### PROMPT
Print every record below exactly as written.

### Collected data
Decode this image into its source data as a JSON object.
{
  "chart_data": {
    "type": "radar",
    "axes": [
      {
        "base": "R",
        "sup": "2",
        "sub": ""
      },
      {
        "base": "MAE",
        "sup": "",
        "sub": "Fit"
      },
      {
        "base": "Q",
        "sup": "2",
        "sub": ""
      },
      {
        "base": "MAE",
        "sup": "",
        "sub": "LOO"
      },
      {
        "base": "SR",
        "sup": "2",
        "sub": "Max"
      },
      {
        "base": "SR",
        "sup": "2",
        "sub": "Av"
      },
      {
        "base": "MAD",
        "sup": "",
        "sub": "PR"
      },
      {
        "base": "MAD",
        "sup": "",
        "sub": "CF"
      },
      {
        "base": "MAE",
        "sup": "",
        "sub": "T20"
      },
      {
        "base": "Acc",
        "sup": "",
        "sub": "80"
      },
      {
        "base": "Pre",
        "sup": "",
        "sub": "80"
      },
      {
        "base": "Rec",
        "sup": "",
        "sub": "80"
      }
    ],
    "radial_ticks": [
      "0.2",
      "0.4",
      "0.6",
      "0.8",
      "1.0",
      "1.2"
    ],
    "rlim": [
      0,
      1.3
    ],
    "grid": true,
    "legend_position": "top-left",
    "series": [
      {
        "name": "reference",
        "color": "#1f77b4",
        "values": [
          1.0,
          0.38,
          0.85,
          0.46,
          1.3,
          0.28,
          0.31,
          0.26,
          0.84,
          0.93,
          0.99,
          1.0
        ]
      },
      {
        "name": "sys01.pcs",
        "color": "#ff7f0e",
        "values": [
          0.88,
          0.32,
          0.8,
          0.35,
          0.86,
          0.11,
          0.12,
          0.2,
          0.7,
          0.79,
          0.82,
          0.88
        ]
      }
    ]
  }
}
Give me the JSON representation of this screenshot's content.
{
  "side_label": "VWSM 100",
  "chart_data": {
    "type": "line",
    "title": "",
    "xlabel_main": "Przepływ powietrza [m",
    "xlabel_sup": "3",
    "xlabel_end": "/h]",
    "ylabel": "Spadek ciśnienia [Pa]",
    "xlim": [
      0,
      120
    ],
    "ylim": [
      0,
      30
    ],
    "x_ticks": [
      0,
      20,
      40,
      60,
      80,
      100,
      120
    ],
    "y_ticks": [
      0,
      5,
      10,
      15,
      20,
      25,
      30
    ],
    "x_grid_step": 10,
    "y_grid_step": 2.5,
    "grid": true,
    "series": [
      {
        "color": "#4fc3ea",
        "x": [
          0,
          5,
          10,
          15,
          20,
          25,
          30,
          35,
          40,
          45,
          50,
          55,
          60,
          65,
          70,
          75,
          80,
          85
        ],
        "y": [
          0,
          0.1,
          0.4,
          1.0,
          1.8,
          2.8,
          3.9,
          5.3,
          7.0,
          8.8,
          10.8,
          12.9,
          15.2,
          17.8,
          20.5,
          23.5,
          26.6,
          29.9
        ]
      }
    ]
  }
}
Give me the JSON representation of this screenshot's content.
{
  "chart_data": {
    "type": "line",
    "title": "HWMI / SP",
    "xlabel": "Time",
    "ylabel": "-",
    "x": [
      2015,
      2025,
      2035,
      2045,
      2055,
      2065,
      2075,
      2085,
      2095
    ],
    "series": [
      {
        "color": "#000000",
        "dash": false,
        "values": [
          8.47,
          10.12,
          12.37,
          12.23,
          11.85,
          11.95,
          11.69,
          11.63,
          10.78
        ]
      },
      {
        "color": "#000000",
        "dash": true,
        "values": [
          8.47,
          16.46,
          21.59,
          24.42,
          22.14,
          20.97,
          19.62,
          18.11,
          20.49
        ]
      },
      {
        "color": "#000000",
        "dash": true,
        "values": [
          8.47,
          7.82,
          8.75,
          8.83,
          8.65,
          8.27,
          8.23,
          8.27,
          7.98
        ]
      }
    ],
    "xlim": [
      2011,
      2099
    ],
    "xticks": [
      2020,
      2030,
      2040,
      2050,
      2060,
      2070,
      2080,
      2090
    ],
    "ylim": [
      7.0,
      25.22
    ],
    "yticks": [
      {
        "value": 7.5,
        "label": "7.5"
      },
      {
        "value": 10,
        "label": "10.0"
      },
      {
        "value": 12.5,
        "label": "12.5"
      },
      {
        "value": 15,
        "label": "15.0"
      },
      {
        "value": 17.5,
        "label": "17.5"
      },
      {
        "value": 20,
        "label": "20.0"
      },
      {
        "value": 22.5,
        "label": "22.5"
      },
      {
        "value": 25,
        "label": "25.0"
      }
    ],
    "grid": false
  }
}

### OUTPUT FOR THIS TASK
Decode this image into its source data as a JSON object.
{
  "chart_data": {
    "type": "radar",
    "axes": [
      {
        "base": "R",
        "sup": "2",
        "sub": ""
      },
      {
        "base": "MAE",
        "sup": "",
        "sub": "Fit"
      },
      {
        "base": "Q",
        "sup": "2",
        "sub": ""
      },
      {
        "base": "MAE",
        "sup": "",
        "sub": "LOO"
      },
      {
        "base": "SR",
        "sup": "2",
        "sub": "Max"
      },
      {
        "base": "SR",
        "sup": "2",
        "sub": "Av"
      },
      {
        "base": "MAD",
        "sup": "",
        "sub": "PR"
      },
      {
        "base": "MAD",
        "sup": "",
        "sub": "CF"
      },
      {
        "base": "MAE",
        "sup": "",
        "sub": "T20"
      },
      {
        "base": "Acc",
        "sup": "",
        "sub": "80"
      },
      {
        "base": "Pre",
        "sup": "",
        "sub": "80"
      },
      {
        "base": "Rec",
        "sup": "",
        "sub": "80"
      }
    ],
    "radial_ticks": [
      "0.2",
      "0.4",
      "0.6",
      "0.8",
      "1.0",
      "1.2"
    ],
    "rlim": [
      0,
      1.3
    ],
    "grid": true,
    "legend_position": "top-left",
    "series": [
      {
        "name": "reference",
        "color": "#1f77b4",
        "values": [
          1.0,
          0.38,
          0.85,
          0.46,
          1.3,
          0.28,
          0.31,
          0.26,
          0.84,
          0.93,
          0.99,
          1.0
        ]
      },
      {
        "name": "sys01.pcs",
        "color": "#ff7f0e",
        "values": [
          0.88,
          0.32,
          0.8,
          0.35,
          0.86,
          0.11,
          0.12,
          0.2,
          0.7,
          0.79,
          0.82,
          0.88
        ]
      }
    ]
  }
}
Give me the JSON representation of this screenshot's content.
{
  "side_label": "VWSM 100",
  "chart_data": {
    "type": "line",
    "title": "",
    "xlabel_main": "Przepływ powietrza [m",
    "xlabel_sup": "3",
    "xlabel_end": "/h]",
    "ylabel": "Spadek ciśnienia [Pa]",
    "xlim": [
      0,
      120
    ],
    "ylim": [
      0,
      30
    ],
    "x_ticks": [
      0,
      20,
      40,
      60,
      80,
      100,
      120
    ],
    "y_ticks": [
      0,
      5,
      10,
      15,
      20,
      25,
      30
    ],
    "x_grid_step": 10,
    "y_grid_step": 2.5,
    "grid": true,
    "series": [
      {
        "color": "#4fc3ea",
        "x": [
          0,
          5,
          10,
          15,
          20,
          25,
          30,
          35,
          40,
          45,
          50,
          55,
          60,
          65,
          70,
          75,
          80,
          85
        ],
        "y": [
          0,
          0.1,
          0.4,
          1.0,
          1.8,
          2.8,
          3.9,
          5.3,
          7.0,
          8.8,
          10.8,
          12.9,
          15.2,
          17.8,
          20.5,
          23.5,
          26.6,
          29.9
        ]
      }
    ]
  }
}
Give me the JSON representation of this screenshot's content.
{
  "chart_data": {
    "type": "line",
    "title": "HWMI / SP",
    "xlabel": "Time",
    "ylabel": "-",
    "x": [
      2015,
      2025,
      2035,
      2045,
      2055,
      2065,
      2075,
      2085,
      2095
    ],
    "series": [
      {
        "color": "#000000",
        "dash": false,
        "values": [
          8.47,
          10.12,
          12.37,
          12.23,
          11.85,
          11.95,
          11.69,
          11.63,
          10.78
        ]
      },
      {
        "color": "#000000",
        "dash": true,
        "values": [
          8.47,
          16.46,
          21.59,
          24.42,
          22.14,
          20.97,
          19.62,
          18.11,
          20.49
        ]
      },
      {
        "color": "#000000",
        "dash": true,
        "values": [
          8.47,
          7.82,
          8.75,
          8.83,
          8.65,
          8.27,
          8.23,
          8.27,
          7.98
        ]
      }
    ],
    "xlim": [
      2011,
      2099
    ],
    "xticks": [
      2020,
      2030,
      2040,
      2050,
      2060,
      2070,
      2080,
      2090
    ],
    "ylim": [
      7.0,
      25.22
    ],
    "yticks": [
      {
        "value": 7.5,
        "label": "7.5"
      },
      {
        "value": 10,
        "label": "10.0"
      },
      {
        "value": 12.5,
        "label": "12.5"
      },
      {
        "value": 15,
        "label": "15.0"
      },
      {
        "value": 17.5,
        "label": "17.5"
      },
      {
        "value": 20,
        "label": "20.0"
      },
      {
        "value": 22.5,
        "label": "22.5"
      },
      {
        "value": 25,
        "label": "25.0"
      }
    ],
    "grid": false
  }
}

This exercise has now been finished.